The task:
Quote the listing below in its entirety.

++++++++

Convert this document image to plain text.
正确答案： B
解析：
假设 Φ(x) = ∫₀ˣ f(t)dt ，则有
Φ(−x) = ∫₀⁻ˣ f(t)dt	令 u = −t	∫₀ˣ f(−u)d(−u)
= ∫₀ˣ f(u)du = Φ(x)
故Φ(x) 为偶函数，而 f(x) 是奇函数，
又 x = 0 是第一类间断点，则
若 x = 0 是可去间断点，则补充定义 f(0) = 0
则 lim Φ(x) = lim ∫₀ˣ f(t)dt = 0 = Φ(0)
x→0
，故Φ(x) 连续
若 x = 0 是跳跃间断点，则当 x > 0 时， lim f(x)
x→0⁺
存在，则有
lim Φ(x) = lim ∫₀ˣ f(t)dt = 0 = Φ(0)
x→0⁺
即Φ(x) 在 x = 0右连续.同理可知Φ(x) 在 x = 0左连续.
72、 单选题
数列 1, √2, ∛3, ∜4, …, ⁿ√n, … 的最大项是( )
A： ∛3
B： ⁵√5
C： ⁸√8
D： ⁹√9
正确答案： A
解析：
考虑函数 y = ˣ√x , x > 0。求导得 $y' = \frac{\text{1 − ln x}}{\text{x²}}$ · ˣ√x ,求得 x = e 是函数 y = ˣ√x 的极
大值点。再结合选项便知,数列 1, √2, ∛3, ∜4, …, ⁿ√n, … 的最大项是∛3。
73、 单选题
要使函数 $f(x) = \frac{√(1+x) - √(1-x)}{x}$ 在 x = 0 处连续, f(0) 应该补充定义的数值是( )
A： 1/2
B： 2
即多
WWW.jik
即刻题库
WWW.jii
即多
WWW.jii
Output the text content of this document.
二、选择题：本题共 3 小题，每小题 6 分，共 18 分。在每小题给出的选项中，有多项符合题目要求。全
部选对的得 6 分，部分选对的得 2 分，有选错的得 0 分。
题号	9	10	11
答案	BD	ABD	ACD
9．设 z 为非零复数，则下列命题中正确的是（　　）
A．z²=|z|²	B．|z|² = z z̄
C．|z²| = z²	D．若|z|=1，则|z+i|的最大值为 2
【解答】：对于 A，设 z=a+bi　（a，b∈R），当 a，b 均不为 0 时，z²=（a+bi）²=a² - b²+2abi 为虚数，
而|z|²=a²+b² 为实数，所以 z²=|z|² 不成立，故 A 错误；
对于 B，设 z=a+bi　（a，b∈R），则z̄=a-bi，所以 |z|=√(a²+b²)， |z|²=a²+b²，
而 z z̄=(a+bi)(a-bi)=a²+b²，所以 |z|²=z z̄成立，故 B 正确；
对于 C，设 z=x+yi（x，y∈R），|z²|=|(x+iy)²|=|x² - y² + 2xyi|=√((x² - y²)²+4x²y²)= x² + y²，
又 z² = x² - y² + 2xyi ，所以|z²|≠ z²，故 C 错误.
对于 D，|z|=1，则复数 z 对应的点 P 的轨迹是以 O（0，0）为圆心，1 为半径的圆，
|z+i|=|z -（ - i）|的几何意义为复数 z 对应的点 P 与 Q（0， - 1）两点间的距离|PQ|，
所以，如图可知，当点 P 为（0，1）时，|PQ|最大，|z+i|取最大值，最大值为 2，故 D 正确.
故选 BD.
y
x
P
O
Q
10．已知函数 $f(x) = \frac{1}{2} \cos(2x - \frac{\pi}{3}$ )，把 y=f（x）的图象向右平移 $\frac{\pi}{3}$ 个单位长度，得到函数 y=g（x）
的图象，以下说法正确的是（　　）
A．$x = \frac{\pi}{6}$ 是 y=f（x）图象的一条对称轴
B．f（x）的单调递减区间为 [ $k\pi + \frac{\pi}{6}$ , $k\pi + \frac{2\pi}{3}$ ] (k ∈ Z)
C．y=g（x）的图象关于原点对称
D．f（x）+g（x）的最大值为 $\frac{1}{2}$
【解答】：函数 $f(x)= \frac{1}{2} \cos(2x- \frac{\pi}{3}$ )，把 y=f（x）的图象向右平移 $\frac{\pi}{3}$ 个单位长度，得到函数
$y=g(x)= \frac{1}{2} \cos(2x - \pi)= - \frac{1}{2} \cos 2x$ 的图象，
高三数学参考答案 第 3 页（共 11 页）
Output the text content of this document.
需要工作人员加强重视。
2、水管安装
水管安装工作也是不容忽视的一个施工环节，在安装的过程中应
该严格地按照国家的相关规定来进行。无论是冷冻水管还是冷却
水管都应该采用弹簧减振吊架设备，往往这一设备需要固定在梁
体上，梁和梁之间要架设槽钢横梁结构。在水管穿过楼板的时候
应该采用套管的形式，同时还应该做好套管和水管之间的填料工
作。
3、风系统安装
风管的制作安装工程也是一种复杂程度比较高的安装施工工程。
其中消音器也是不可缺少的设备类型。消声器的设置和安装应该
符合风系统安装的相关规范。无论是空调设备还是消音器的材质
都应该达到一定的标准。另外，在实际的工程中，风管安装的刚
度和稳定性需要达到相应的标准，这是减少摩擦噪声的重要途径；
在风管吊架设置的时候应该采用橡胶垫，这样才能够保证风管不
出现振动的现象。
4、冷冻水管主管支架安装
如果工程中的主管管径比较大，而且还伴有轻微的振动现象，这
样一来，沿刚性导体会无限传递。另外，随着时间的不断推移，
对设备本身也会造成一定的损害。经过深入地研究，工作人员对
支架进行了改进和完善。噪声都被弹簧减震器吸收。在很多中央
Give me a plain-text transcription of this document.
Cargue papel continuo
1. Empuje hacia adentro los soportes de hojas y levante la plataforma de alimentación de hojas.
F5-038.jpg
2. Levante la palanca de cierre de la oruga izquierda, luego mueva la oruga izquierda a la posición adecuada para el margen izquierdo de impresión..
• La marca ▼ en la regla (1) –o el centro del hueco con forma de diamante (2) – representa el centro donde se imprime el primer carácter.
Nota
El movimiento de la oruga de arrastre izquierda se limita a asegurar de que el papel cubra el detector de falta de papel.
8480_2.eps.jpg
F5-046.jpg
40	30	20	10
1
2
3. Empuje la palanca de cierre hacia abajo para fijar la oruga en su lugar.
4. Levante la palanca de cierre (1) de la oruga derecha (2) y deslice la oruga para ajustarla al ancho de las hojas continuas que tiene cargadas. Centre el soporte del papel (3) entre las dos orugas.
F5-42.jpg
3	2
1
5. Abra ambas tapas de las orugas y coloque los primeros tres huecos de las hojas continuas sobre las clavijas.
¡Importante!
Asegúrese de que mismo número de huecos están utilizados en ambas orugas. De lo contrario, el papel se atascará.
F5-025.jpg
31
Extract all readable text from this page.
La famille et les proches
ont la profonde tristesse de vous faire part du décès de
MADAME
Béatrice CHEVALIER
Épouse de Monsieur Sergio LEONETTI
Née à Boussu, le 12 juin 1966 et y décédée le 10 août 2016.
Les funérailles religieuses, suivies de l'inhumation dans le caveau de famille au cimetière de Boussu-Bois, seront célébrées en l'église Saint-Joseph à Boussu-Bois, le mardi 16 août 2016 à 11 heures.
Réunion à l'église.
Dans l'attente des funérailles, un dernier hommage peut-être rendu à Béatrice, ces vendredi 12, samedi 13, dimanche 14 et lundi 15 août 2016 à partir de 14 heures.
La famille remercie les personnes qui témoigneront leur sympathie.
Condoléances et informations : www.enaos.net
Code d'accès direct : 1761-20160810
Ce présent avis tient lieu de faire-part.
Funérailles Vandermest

++++++++

Output below:
Convert this document image to plain text.
正确答案： B
解析：
假设 Φ(x) = ∫₀ˣ f(t)dt ，则有
Φ(−x) = ∫₀⁻ˣ f(t)dt	令 u = −t	∫₀ˣ f(−u)d(−u)
= ∫₀ˣ f(u)du = Φ(x)
故Φ(x) 为偶函数，而 f(x) 是奇函数，
又 x = 0 是第一类间断点，则
若 x = 0 是可去间断点，则补充定义 f(0) = 0
则 lim Φ(x) = lim ∫₀ˣ f(t)dt = 0 = Φ(0)
x→0
，故Φ(x) 连续
若 x = 0 是跳跃间断点，则当 x > 0 时， lim f(x)
x→0⁺
存在，则有
lim Φ(x) = lim ∫₀ˣ f(t)dt = 0 = Φ(0)
x→0⁺
即Φ(x) 在 x = 0右连续.同理可知Φ(x) 在 x = 0左连续.
72、 单选题
数列 1, √2, ∛3, ∜4, …, ⁿ√n, … 的最大项是( )
A： ∛3
B： ⁵√5
C： ⁸√8
D： ⁹√9
正确答案： A
解析：
考虑函数 y = ˣ√x , x > 0。求导得 $y' = \frac{\text{1 − ln x}}{\text{x²}}$ · ˣ√x ,求得 x = e 是函数 y = ˣ√x 的极
大值点。再结合选项便知,数列 1, √2, ∛3, ∜4, …, ⁿ√n, … 的最大项是∛3。
73、 单选题
要使函数 $f(x) = \frac{√(1+x) - √(1-x)}{x}$ 在 x = 0 处连续, f(0) 应该补充定义的数值是( )
A： 1/2
B： 2
即多
WWW.jik
即刻题库
WWW.jii
即多
WWW.jii
Output the text content of this document.
二、选择题：本题共 3 小题，每小题 6 分，共 18 分。在每小题给出的选项中，有多项符合题目要求。全
部选对的得 6 分，部分选对的得 2 分，有选错的得 0 分。
题号	9	10	11
答案	BD	ABD	ACD
9．设 z 为非零复数，则下列命题中正确的是（　　）
A．z²=|z|²	B．|z|² = z z̄
C．|z²| = z²	D．若|z|=1，则|z+i|的最大值为 2
【解答】：对于 A，设 z=a+bi　（a，b∈R），当 a，b 均不为 0 时，z²=（a+bi）²=a² - b²+2abi 为虚数，
而|z|²=a²+b² 为实数，所以 z²=|z|² 不成立，故 A 错误；
对于 B，设 z=a+bi　（a，b∈R），则z̄=a-bi，所以 |z|=√(a²+b²)， |z|²=a²+b²，
而 z z̄=(a+bi)(a-bi)=a²+b²，所以 |z|²=z z̄成立，故 B 正确；
对于 C，设 z=x+yi（x，y∈R），|z²|=|(x+iy)²|=|x² - y² + 2xyi|=√((x² - y²)²+4x²y²)= x² + y²，
又 z² = x² - y² + 2xyi ，所以|z²|≠ z²，故 C 错误.
对于 D，|z|=1，则复数 z 对应的点 P 的轨迹是以 O（0，0）为圆心，1 为半径的圆，
|z+i|=|z -（ - i）|的几何意义为复数 z 对应的点 P 与 Q（0， - 1）两点间的距离|PQ|，
所以，如图可知，当点 P 为（0，1）时，|PQ|最大，|z+i|取最大值，最大值为 2，故 D 正确.
故选 BD.
y
x
P
O
Q
10．已知函数 $f(x) = \frac{1}{2} \cos(2x - \frac{\pi}{3}$ )，把 y=f（x）的图象向右平移 $\frac{\pi}{3}$ 个单位长度，得到函数 y=g（x）
的图象，以下说法正确的是（　　）
A．$x = \frac{\pi}{6}$ 是 y=f（x）图象的一条对称轴
B．f（x）的单调递减区间为 [ $k\pi + \frac{\pi}{6}$ , $k\pi + \frac{2\pi}{3}$ ] (k ∈ Z)
C．y=g（x）的图象关于原点对称
D．f（x）+g（x）的最大值为 $\frac{1}{2}$
【解答】：函数 $f(x)= \frac{1}{2} \cos(2x- \frac{\pi}{3}$ )，把 y=f（x）的图象向右平移 $\frac{\pi}{3}$ 个单位长度，得到函数
$y=g(x)= \frac{1}{2} \cos(2x - \pi)= - \frac{1}{2} \cos 2x$ 的图象，
高三数学参考答案 第 3 页（共 11 页）
Output the text content of this document.
需要工作人员加强重视。
2、水管安装
水管安装工作也是不容忽视的一个施工环节，在安装的过程中应
该严格地按照国家的相关规定来进行。无论是冷冻水管还是冷却
水管都应该采用弹簧减振吊架设备，往往这一设备需要固定在梁
体上，梁和梁之间要架设槽钢横梁结构。在水管穿过楼板的时候
应该采用套管的形式，同时还应该做好套管和水管之间的填料工
作。
3、风系统安装
风管的制作安装工程也是一种复杂程度比较高的安装施工工程。
其中消音器也是不可缺少的设备类型。消声器的设置和安装应该
符合风系统安装的相关规范。无论是空调设备还是消音器的材质
都应该达到一定的标准。另外，在实际的工程中，风管安装的刚
度和稳定性需要达到相应的标准，这是减少摩擦噪声的重要途径；
在风管吊架设置的时候应该采用橡胶垫，这样才能够保证风管不
出现振动的现象。
4、冷冻水管主管支架安装
如果工程中的主管管径比较大，而且还伴有轻微的振动现象，这
样一来，沿刚性导体会无限传递。另外，随着时间的不断推移，
对设备本身也会造成一定的损害。经过深入地研究，工作人员对
支架进行了改进和完善。噪声都被弹簧减震器吸收。在很多中央
Give me a plain-text transcription of this document.
Cargue papel continuo
1. Empuje hacia adentro los soportes de hojas y levante la plataforma de alimentación de hojas.
F5-038.jpg
2. Levante la palanca de cierre de la oruga izquierda, luego mueva la oruga izquierda a la posición adecuada para el margen izquierdo de impresión..
• La marca ▼ en la regla (1) –o el centro del hueco con forma de diamante (2) – representa el centro donde se imprime el primer carácter.
Nota
El movimiento de la oruga de arrastre izquierda se limita a asegurar de que el papel cubra el detector de falta de papel.
8480_2.eps.jpg
F5-046.jpg
40	30	20	10
1
2
3. Empuje la palanca de cierre hacia abajo para fijar la oruga en su lugar.
4. Levante la palanca de cierre (1) de la oruga derecha (2) y deslice la oruga para ajustarla al ancho de las hojas continuas que tiene cargadas. Centre el soporte del papel (3) entre las dos orugas.
F5-42.jpg
3	2
1
5. Abra ambas tapas de las orugas y coloque los primeros tres huecos de las hojas continuas sobre las clavijas.
¡Importante!
Asegúrese de que mismo número de huecos están utilizados en ambas orugas. De lo contrario, el papel se atascará.
F5-025.jpg
31
Extract all readable text from this page.
La famille et les proches
ont la profonde tristesse de vous faire part du décès de
MADAME
Béatrice CHEVALIER
Épouse de Monsieur Sergio LEONETTI
Née à Boussu, le 12 juin 1966 et y décédée le 10 août 2016.
Les funérailles religieuses, suivies de l'inhumation dans le caveau de famille au cimetière de Boussu-Bois, seront célébrées en l'église Saint-Joseph à Boussu-Bois, le mardi 16 août 2016 à 11 heures.
Réunion à l'église.
Dans l'attente des funérailles, un dernier hommage peut-être rendu à Béatrice, ces vendredi 12, samedi 13, dimanche 14 et lundi 15 août 2016 à partir de 14 heures.
La famille remercie les personnes qui témoigneront leur sympathie.
Condoléances et informations : www.enaos.net
Code d'accès direct : 1761-20160810
Ce présent avis tient lieu de faire-part.
Funérailles Vandermest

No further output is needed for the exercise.